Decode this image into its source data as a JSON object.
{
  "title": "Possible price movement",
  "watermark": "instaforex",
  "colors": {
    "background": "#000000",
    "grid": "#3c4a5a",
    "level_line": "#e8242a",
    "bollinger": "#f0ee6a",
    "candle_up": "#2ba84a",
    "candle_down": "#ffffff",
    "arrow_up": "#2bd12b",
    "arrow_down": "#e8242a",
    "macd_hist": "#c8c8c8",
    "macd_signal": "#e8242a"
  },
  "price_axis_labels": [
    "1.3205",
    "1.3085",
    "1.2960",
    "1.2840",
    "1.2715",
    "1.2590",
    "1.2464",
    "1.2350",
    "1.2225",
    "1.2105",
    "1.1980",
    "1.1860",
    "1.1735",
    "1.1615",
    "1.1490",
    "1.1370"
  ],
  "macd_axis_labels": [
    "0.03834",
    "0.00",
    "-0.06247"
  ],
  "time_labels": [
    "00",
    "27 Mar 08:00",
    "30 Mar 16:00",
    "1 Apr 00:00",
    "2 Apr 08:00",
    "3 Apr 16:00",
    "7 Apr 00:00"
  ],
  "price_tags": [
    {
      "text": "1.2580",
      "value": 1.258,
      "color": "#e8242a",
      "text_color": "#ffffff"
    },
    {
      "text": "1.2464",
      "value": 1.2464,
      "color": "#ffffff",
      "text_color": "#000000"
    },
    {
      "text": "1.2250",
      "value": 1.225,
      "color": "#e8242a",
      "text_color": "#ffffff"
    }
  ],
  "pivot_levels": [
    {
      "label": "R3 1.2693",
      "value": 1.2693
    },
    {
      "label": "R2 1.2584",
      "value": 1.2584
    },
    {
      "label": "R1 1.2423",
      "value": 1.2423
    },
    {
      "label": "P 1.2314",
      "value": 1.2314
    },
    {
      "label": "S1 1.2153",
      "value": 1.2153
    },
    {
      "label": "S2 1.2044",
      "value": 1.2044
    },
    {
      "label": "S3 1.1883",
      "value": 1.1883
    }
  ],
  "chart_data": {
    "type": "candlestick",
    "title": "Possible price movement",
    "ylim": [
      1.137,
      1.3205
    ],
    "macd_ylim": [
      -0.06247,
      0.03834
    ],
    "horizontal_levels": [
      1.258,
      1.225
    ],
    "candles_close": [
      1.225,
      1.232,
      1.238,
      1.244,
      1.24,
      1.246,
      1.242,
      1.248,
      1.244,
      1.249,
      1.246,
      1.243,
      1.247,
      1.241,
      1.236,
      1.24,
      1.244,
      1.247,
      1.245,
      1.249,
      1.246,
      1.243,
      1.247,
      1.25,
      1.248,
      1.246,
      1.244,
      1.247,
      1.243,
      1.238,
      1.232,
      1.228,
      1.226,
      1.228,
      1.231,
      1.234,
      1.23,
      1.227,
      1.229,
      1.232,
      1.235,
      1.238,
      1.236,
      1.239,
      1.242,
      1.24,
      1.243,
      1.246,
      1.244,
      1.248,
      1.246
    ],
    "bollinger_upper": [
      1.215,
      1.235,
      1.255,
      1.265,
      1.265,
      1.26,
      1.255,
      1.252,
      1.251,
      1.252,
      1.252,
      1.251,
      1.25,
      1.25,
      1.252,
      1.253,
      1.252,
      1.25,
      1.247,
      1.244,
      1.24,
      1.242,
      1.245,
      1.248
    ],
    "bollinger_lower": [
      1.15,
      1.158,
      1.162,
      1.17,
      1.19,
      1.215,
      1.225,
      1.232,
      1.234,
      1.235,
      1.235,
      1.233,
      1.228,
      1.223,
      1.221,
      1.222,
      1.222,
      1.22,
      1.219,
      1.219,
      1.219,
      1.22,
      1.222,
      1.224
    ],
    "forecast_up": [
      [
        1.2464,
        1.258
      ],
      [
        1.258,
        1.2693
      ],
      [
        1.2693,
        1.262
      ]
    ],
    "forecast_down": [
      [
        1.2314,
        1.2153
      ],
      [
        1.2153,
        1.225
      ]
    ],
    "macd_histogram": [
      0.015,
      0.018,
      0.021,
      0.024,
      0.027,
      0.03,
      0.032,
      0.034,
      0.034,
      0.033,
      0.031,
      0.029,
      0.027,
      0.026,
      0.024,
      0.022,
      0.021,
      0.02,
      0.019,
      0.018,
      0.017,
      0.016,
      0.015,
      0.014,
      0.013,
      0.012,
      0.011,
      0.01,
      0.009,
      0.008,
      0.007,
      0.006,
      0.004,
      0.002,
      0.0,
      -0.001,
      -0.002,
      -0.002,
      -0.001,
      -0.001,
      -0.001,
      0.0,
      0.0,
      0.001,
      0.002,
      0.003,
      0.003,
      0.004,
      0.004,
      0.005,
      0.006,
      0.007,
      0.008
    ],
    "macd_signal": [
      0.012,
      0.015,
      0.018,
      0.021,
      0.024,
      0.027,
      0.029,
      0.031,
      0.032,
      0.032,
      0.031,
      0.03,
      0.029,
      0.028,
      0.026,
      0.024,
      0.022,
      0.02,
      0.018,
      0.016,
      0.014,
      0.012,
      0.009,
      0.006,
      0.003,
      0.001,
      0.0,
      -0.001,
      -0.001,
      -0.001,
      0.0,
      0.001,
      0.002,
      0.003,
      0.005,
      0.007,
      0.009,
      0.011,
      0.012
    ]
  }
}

= = = = =

— Problem to solve —
Note every line above where the string "title" shows up, and copy those lines.

— Task solution —
  "title": "Possible price movement",
    "title": "Possible price movement",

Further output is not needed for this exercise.